**Instructions for the task**
Put the records from the line containing "Give bounding boxes" through the line containing "def-range: −π < t < π (155, 89, 302, 126)", both included, into a Markdown table with the columns Row and Entry, numbering each row and leaving out blank lines.

★ ★ ★ ★

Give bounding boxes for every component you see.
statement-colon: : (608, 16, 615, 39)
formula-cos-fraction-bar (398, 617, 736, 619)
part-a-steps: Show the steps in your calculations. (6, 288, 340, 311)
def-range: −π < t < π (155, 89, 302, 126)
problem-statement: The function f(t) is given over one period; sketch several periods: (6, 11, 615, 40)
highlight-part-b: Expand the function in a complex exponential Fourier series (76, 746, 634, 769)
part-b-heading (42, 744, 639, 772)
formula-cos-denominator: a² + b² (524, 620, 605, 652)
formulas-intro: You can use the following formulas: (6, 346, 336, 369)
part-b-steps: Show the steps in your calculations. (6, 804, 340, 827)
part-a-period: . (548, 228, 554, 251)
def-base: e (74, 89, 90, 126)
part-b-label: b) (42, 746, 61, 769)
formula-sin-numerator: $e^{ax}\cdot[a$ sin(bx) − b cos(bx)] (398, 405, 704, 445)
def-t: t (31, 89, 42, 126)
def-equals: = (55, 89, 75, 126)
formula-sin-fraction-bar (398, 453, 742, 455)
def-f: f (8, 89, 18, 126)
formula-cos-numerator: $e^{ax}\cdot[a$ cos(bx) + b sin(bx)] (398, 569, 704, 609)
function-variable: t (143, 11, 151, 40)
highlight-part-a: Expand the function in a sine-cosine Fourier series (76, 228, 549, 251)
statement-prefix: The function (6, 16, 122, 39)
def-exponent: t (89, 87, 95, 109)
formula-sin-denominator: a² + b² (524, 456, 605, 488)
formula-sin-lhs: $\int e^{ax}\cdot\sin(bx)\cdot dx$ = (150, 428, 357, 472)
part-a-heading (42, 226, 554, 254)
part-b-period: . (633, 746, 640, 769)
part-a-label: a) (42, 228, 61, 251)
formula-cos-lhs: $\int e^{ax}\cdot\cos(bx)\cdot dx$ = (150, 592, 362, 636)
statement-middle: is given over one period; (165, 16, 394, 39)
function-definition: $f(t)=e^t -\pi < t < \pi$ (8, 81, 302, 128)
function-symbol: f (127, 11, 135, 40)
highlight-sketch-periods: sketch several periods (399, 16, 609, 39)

★ ★ ★ ★

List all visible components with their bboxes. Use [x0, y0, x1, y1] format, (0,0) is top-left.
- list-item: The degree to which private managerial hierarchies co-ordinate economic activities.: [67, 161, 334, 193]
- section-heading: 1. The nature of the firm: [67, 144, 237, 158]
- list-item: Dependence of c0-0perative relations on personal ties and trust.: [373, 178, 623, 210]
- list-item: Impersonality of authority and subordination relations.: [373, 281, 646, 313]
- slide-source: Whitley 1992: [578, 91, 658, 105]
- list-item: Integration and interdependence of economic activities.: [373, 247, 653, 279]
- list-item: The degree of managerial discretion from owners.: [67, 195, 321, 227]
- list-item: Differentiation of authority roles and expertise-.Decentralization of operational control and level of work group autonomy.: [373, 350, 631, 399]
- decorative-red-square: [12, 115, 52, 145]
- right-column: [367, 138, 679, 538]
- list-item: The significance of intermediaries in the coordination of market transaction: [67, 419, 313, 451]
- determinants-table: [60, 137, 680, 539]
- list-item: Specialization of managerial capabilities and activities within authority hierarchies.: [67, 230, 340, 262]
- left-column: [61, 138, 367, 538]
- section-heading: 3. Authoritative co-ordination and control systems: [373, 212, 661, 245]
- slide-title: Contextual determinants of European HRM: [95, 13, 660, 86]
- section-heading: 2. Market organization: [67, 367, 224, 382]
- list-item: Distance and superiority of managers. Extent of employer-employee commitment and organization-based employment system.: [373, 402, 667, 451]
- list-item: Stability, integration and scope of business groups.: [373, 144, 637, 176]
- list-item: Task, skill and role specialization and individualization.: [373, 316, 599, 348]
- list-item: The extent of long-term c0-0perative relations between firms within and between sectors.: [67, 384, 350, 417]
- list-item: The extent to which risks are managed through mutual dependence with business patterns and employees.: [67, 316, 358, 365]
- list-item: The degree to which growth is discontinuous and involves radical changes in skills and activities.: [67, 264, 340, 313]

★ ★ ★ ★

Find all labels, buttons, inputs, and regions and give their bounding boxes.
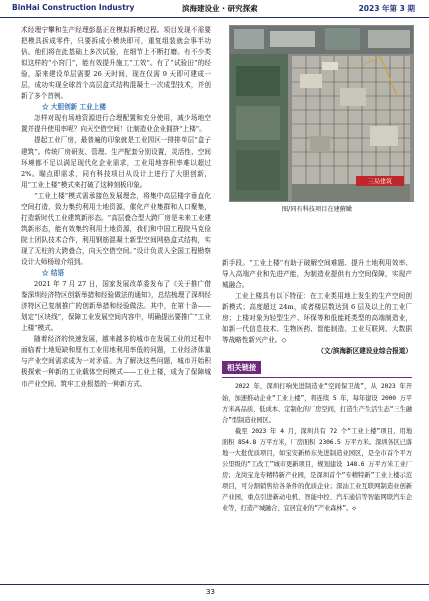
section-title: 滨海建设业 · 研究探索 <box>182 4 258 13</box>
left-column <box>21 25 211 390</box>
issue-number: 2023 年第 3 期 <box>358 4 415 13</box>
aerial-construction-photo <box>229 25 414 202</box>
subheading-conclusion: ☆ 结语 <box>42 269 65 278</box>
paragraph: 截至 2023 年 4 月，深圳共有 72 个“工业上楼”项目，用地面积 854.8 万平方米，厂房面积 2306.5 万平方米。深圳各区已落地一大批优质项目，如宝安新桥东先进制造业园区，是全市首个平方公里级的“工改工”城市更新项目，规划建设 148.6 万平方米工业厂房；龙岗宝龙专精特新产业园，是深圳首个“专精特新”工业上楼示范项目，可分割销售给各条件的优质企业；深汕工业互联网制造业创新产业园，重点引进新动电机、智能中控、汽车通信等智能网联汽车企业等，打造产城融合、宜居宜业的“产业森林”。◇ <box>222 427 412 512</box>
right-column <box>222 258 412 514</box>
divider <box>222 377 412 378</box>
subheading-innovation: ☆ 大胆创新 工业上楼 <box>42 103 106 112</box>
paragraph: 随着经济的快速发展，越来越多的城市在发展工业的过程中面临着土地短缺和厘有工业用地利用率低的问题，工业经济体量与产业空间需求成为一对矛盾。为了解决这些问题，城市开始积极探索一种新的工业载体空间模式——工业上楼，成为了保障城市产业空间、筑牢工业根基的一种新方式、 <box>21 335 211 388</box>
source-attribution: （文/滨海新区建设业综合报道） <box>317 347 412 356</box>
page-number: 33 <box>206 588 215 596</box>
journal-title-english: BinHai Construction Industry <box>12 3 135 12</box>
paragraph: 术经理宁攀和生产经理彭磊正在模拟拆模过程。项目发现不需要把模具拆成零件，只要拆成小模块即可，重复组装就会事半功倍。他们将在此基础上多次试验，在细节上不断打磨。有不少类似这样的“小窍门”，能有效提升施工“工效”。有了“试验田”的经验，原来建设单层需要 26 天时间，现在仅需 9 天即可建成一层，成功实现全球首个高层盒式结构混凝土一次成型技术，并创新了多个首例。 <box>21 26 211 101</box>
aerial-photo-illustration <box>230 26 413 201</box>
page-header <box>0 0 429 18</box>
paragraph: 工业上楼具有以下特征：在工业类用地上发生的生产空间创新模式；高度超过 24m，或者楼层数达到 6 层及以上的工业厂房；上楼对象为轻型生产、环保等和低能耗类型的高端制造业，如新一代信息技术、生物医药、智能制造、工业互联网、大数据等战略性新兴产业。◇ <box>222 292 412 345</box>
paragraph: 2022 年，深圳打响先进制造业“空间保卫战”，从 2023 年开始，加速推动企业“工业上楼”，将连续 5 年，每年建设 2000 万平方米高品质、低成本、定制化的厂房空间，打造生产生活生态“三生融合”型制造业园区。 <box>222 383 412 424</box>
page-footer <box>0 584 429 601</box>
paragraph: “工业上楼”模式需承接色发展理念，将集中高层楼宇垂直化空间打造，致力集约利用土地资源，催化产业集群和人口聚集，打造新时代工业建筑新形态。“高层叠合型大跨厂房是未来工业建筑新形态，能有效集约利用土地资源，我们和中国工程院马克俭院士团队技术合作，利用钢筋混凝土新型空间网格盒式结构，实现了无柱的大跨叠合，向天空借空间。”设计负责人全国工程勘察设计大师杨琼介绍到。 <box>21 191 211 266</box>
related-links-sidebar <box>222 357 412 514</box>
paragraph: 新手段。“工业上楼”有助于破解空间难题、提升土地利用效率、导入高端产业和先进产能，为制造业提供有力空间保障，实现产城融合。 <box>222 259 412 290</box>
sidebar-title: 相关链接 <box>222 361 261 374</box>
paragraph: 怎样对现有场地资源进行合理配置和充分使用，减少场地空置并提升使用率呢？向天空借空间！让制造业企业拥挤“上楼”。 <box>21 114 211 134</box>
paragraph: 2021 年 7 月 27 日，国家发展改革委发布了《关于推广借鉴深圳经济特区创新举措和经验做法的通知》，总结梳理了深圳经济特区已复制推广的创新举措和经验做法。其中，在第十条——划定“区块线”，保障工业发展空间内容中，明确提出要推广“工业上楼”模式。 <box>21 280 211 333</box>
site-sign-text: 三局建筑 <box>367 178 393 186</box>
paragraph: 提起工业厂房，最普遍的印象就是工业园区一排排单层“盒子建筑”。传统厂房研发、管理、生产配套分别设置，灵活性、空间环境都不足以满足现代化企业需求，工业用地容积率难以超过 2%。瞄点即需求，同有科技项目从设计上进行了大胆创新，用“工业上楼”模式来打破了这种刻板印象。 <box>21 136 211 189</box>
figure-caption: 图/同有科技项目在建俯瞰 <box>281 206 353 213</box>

★ ★ ★ ★

**Result of the exercise**
| Row | Entry |
|---|---|
| 1 | Give bounding boxes for every component you see. |
| 2 | statement-colon: : (608, 16, 615, 39) |
| 3 | formula-cos-fraction-bar (398, 617, 736, 619) |
| 4 | part-a-steps: Show the steps in your calculations. (6, 288, 340, 311) |
| 5 | def-range: −π < t < π (155, 89, 302, 126) |